- **Exercise goal**
Lines containing the word "výměně" are to be located and copied.

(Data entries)

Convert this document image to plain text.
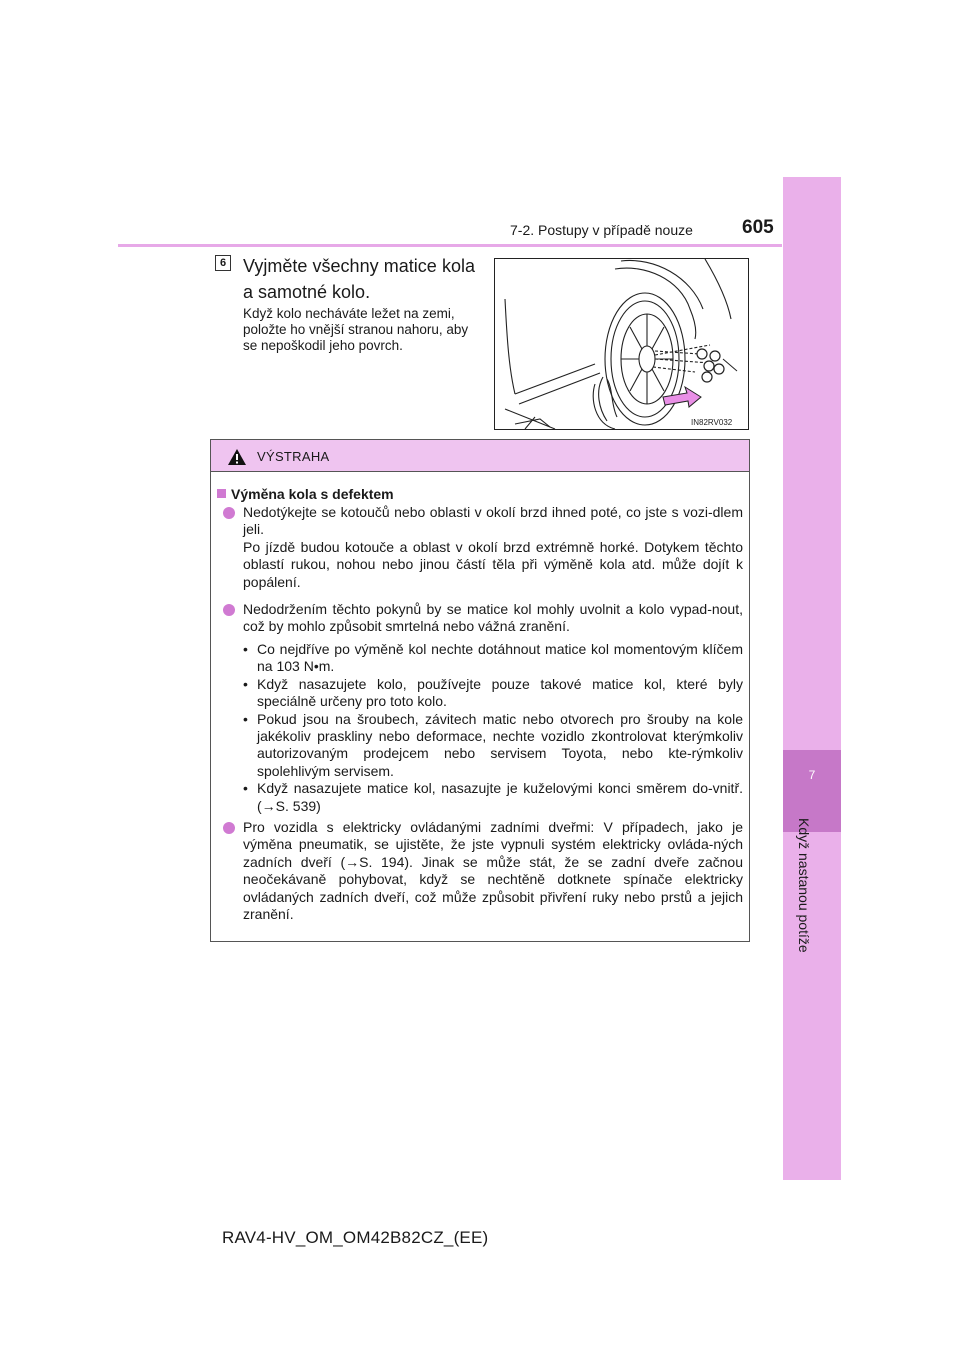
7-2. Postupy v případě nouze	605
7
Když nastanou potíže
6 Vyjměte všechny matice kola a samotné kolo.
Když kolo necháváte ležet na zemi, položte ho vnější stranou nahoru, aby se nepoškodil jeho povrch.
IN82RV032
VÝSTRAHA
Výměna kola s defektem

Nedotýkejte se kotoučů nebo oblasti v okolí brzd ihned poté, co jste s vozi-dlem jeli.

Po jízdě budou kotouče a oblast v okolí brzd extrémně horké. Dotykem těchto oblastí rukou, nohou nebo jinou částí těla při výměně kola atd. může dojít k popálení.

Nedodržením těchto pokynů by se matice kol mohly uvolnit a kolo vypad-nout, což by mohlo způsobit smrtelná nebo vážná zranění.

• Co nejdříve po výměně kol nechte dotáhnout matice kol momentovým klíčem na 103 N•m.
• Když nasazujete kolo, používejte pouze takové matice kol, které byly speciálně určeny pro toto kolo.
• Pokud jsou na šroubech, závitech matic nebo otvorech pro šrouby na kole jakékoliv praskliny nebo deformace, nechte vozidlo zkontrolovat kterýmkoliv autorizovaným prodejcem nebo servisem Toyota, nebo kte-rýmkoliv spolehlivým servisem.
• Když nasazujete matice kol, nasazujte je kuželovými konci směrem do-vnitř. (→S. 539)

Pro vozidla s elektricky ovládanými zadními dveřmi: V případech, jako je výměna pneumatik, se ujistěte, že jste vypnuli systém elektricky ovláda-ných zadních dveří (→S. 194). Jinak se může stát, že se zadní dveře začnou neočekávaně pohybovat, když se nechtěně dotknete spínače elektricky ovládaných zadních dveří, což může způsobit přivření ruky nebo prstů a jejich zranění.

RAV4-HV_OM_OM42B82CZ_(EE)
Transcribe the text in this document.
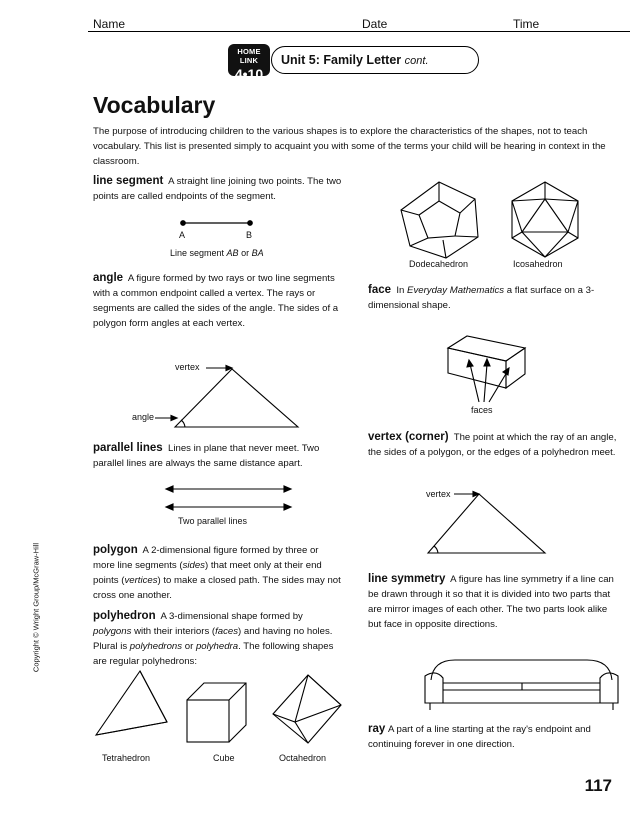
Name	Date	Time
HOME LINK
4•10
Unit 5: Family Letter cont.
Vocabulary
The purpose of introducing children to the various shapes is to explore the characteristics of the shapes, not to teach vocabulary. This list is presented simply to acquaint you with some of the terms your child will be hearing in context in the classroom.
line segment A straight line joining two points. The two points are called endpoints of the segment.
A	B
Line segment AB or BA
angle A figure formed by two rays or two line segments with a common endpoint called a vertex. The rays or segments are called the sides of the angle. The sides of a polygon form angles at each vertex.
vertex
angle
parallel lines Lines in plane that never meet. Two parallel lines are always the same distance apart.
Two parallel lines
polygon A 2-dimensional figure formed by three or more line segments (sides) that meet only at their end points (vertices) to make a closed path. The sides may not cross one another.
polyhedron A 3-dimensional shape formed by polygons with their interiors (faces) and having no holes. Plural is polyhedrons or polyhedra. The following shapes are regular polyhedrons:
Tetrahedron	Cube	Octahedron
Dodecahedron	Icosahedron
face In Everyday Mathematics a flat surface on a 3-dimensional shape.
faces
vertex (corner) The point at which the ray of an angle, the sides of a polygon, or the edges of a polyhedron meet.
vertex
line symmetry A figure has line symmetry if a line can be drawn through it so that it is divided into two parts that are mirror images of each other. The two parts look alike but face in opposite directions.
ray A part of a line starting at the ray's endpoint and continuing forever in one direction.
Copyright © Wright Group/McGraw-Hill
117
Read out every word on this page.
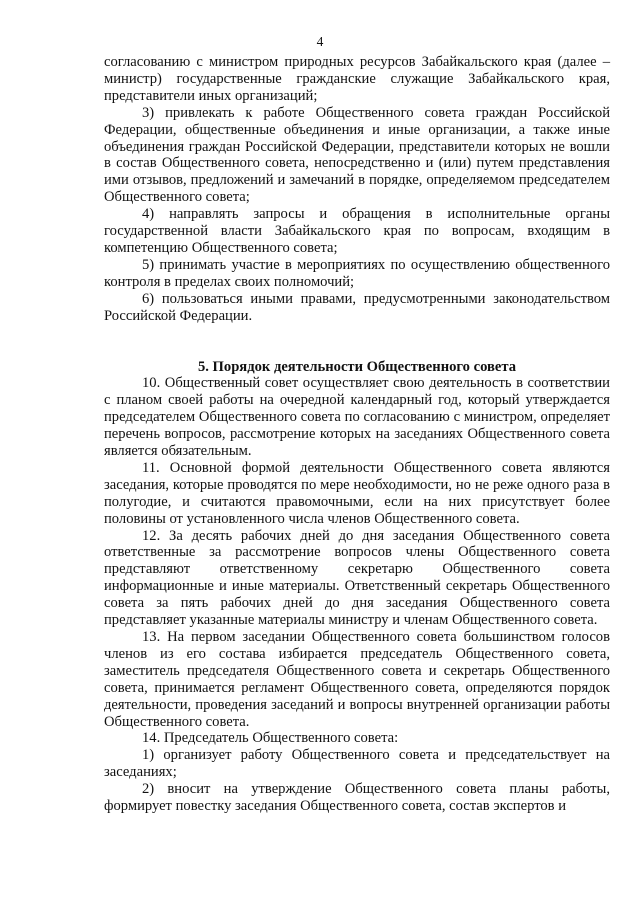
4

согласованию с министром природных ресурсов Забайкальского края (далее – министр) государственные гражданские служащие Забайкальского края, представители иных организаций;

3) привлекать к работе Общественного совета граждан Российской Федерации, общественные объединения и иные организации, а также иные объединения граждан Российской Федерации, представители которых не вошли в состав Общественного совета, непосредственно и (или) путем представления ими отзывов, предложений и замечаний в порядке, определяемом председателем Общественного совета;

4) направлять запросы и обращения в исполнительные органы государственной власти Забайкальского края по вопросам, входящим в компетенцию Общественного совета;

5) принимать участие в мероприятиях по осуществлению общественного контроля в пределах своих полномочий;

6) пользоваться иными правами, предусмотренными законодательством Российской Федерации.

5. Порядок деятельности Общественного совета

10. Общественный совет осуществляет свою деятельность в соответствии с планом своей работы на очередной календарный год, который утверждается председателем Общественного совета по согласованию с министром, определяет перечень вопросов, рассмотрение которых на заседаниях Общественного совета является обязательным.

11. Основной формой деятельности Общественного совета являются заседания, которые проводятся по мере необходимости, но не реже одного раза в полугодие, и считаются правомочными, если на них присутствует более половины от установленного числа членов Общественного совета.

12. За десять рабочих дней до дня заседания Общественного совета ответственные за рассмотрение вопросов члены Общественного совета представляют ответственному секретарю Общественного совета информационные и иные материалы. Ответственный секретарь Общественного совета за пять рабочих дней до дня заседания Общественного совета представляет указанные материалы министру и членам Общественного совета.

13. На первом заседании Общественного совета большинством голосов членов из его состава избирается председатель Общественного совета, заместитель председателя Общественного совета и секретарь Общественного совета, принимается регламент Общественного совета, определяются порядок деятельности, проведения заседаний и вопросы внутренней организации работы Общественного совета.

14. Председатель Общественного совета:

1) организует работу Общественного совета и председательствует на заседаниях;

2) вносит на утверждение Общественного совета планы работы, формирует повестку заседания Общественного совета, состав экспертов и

- **Exercise response**
Po jízdě budou kotouče a oblast v okolí brzd extrémně horké. Dotykem těchto oblastí rukou, nohou nebo jinou částí těla při výměně kola atd. může dojít k popálení.
• Co nejdříve po výměně kol nechte dotáhnout matice kol momentovým klíčem na 103 N•m.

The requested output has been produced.